**DESCRIPTION OF THE TASK:** Without including any images, reproduce each entry exactly.

━━━ DATA PROVIDED

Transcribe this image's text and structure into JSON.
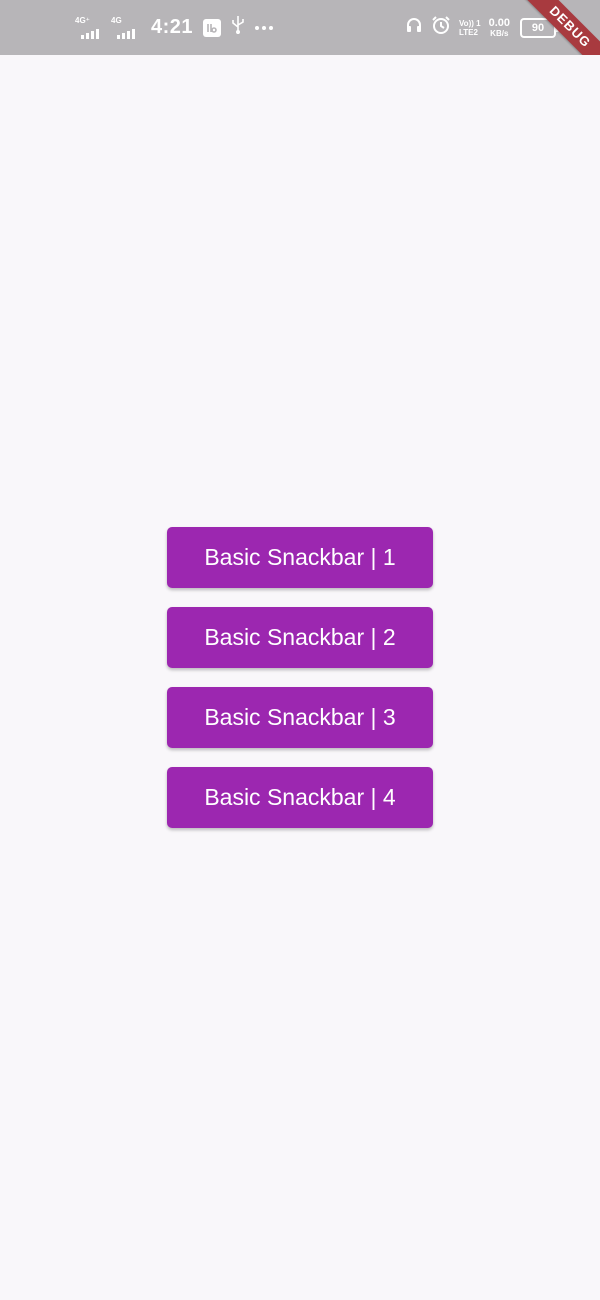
{
  "status_bar": {
    "network_1": "4G⁺",
    "network_2": "4G",
    "time": "4:21",
    "volte_top": "Vo)) 1",
    "volte_bottom": "LTE2",
    "speed_value": "0.00",
    "speed_unit": "KB/s",
    "battery_level": "90"
  },
  "debug_banner": "DEBUG",
  "buttons": [
    {
      "label": "Basic Snackbar | 1"
    },
    {
      "label": "Basic Snackbar | 2"
    },
    {
      "label": "Basic Snackbar | 3"
    },
    {
      "label": "Basic Snackbar | 4"
    }
  ],
  "colors": {
    "button_bg": "#9c27b0",
    "page_bg": "#f9f7fa",
    "status_bar_bg": "#b7b5b8",
    "debug_banner_bg": "#a83a3f"
  },
  "icons": [
    "signal-icon",
    "app-notification-icon",
    "usb-icon",
    "more-icon",
    "headphones-icon",
    "alarm-icon",
    "battery-icon",
    "charging-icon"
  ]
}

━━━━━━

**SOLUTION BELOW:**
Transcribe this image's text and structure into JSON.
{
  "status_bar": {
    "network_1": "4G⁺",
    "network_2": "4G",
    "time": "4:21",
    "volte_top": "Vo)) 1",
    "volte_bottom": "LTE2",
    "speed_value": "0.00",
    "speed_unit": "KB/s",
    "battery_level": "90"
  },
  "debug_banner": "DEBUG",
  "buttons": [
    {
      "label": "Basic Snackbar | 1"
    },
    {
      "label": "Basic Snackbar | 2"
    },
    {
      "label": "Basic Snackbar | 3"
    },
    {
      "label": "Basic Snackbar | 4"
    }
  ],
  "colors": {
    "button_bg": "#9c27b0",
    "page_bg": "#f9f7fa",
    "status_bar_bg": "#b7b5b8",
    "debug_banner_bg": "#a83a3f"
  },
  "icons": [
    "signal-icon",
    "app-notification-icon",
    "usb-icon",
    "more-icon",
    "headphones-icon",
    "alarm-icon",
    "battery-icon",
    "charging-icon"
  ]
}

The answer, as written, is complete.